Dataset items
## START
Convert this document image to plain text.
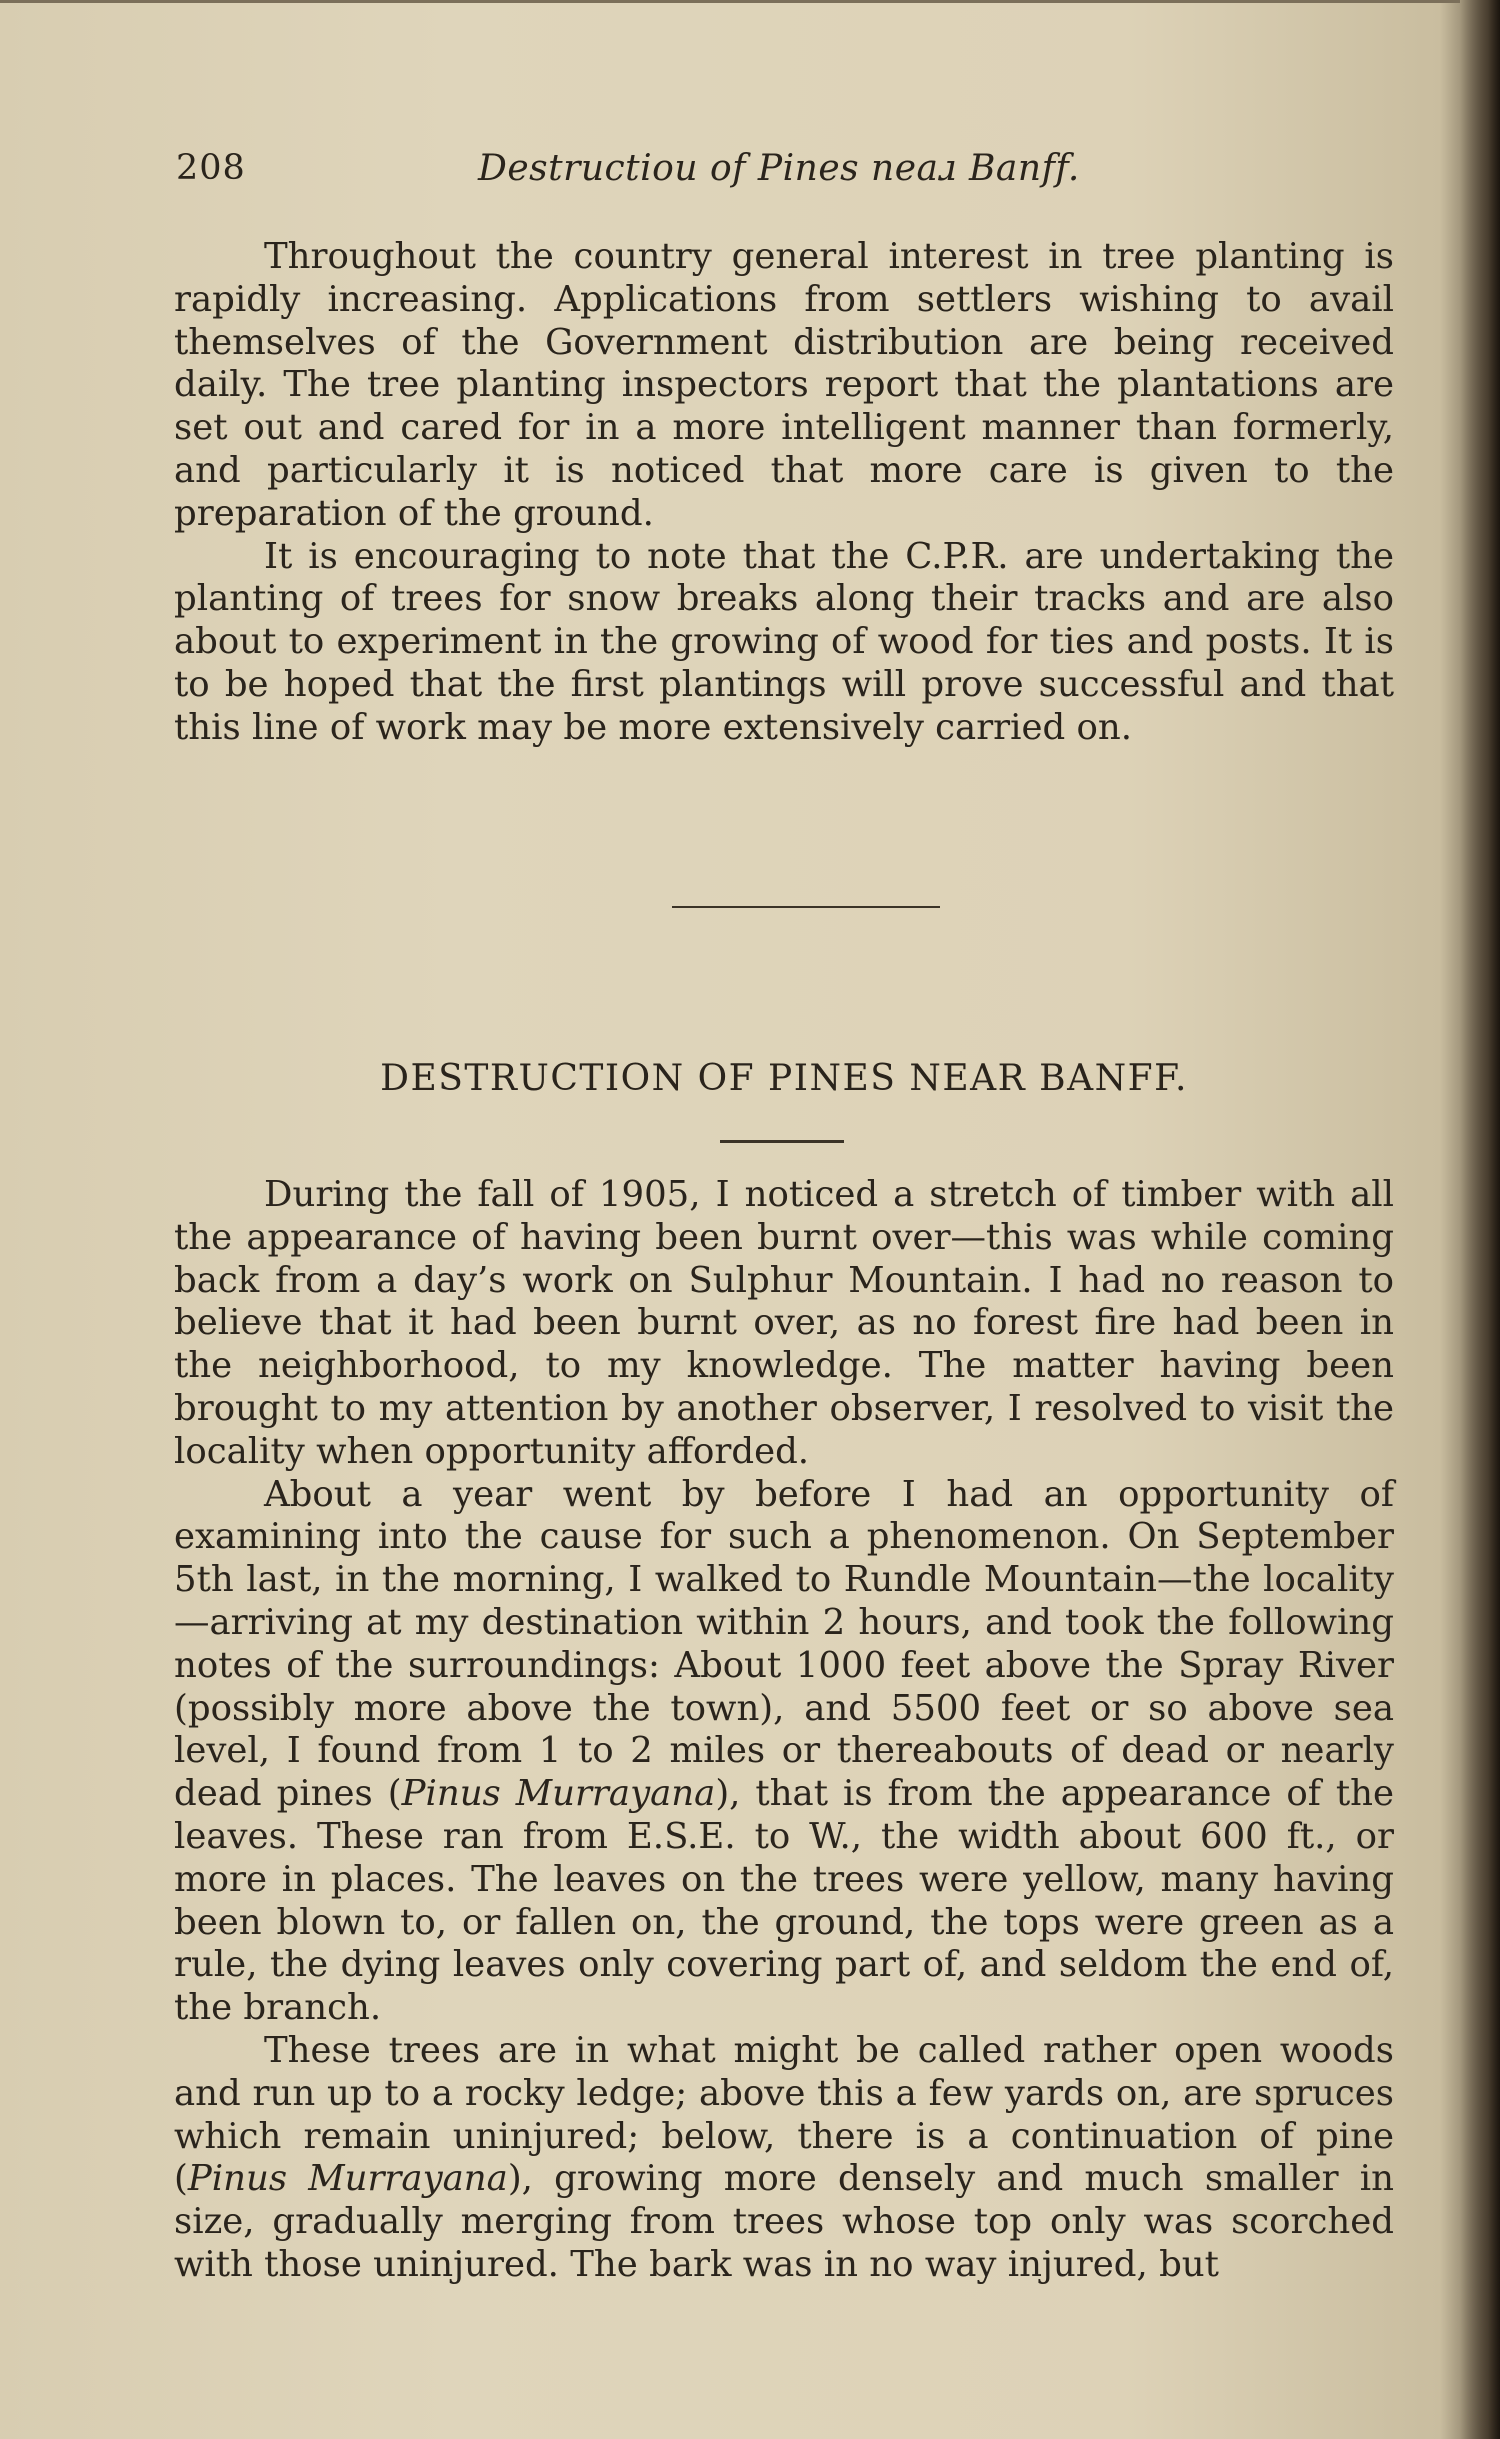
208	Destructiou of Pines neaɹ Banff.

Throughout the country general interest in tree planting is rapidly increasing. Applications from settlers wishing to avail themselves of the Government distribution are being received daily. The tree planting inspectors report that the plantations are set out and cared for in a more intelligent manner than formerly, and particularly it is noticed that more care is given to the preparation of the ground.

It is encouraging to note that the C.P.R. are undertaking the planting of trees for snow breaks along their tracks and are also about to experiment in the growing of wood for ties and posts. It is to be hoped that the first plantings will prove successful and that this line of work may be more extensively carried on.

DESTRUCTION OF PINES NEAR BANFF.

During the fall of 1905, I noticed a stretch of timber with all the appearance of having been burnt over—this was while coming back from a day’s work on Sulphur Mountain. I had no reason to believe that it had been burnt over, as no forest fire had been in the neighborhood, to my knowledge. The matter having been brought to my attention by another observer, I resolved to visit the locality when opportunity afforded.

About a year went by before I had an opportunity of examining into the cause for such a phenomenon. On September 5th last, in the morning, I walked to Rundle Mountain—the locality—arriving at my destination within 2 hours, and took the following notes of the surroundings: About 1000 feet above the Spray River (possibly more above the town), and 5500 feet or so above sea level, I found from 1 to 2 miles or thereabouts of dead or nearly dead pines (Pinus Murrayana), that is from the appearance of the leaves. These ran from E.S.E. to W., the width about 600 ft., or more in places. The leaves on the trees were yellow, many having been blown to, or fallen on, the ground, the tops were green as a rule, the dying leaves only covering part of, and seldom the end of, the branch.

These trees are in what might be called rather open woods and run up to a rocky ledge; above this a few yards on, are spruces which remain uninjured; below, there is a continuation of pine (Pinus Murrayana), growing more densely and much smaller in size, gradually merging from trees whose top only was scorched with those uninjured. The bark was in no way injured, but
## END
[Task instructions] Repeat the full listing above exactly, with no pictures in the copy.

[Written response]
Convert this document image to plain text.
208	Destructiou of Pines neaɹ Banff.

Throughout the country general interest in tree planting is rapidly increasing. Applications from settlers wishing to avail themselves of the Government distribution are being received daily. The tree planting inspectors report that the plantations are set out and cared for in a more intelligent manner than formerly, and particularly it is noticed that more care is given to the preparation of the ground.

It is encouraging to note that the C.P.R. are undertaking the planting of trees for snow breaks along their tracks and are also about to experiment in the growing of wood for ties and posts. It is to be hoped that the first plantings will prove successful and that this line of work may be more extensively carried on.

DESTRUCTION OF PINES NEAR BANFF.

During the fall of 1905, I noticed a stretch of timber with all the appearance of having been burnt over—this was while coming back from a day’s work on Sulphur Mountain. I had no reason to believe that it had been burnt over, as no forest fire had been in the neighborhood, to my knowledge. The matter having been brought to my attention by another observer, I resolved to visit the locality when opportunity afforded.

About a year went by before I had an opportunity of examining into the cause for such a phenomenon. On September 5th last, in the morning, I walked to Rundle Mountain—the locality—arriving at my destination within 2 hours, and took the following notes of the surroundings: About 1000 feet above the Spray River (possibly more above the town), and 5500 feet or so above sea level, I found from 1 to 2 miles or thereabouts of dead or nearly dead pines (Pinus Murrayana), that is from the appearance of the leaves. These ran from E.S.E. to W., the width about 600 ft., or more in places. The leaves on the trees were yellow, many having been blown to, or fallen on, the ground, the tops were green as a rule, the dying leaves only covering part of, and seldom the end of, the branch.

These trees are in what might be called rather open woods and run up to a rocky ledge; above this a few yards on, are spruces which remain uninjured; below, there is a continuation of pine (Pinus Murrayana), growing more densely and much smaller in size, gradually merging from trees whose top only was scorched with those uninjured. The bark was in no way injured, but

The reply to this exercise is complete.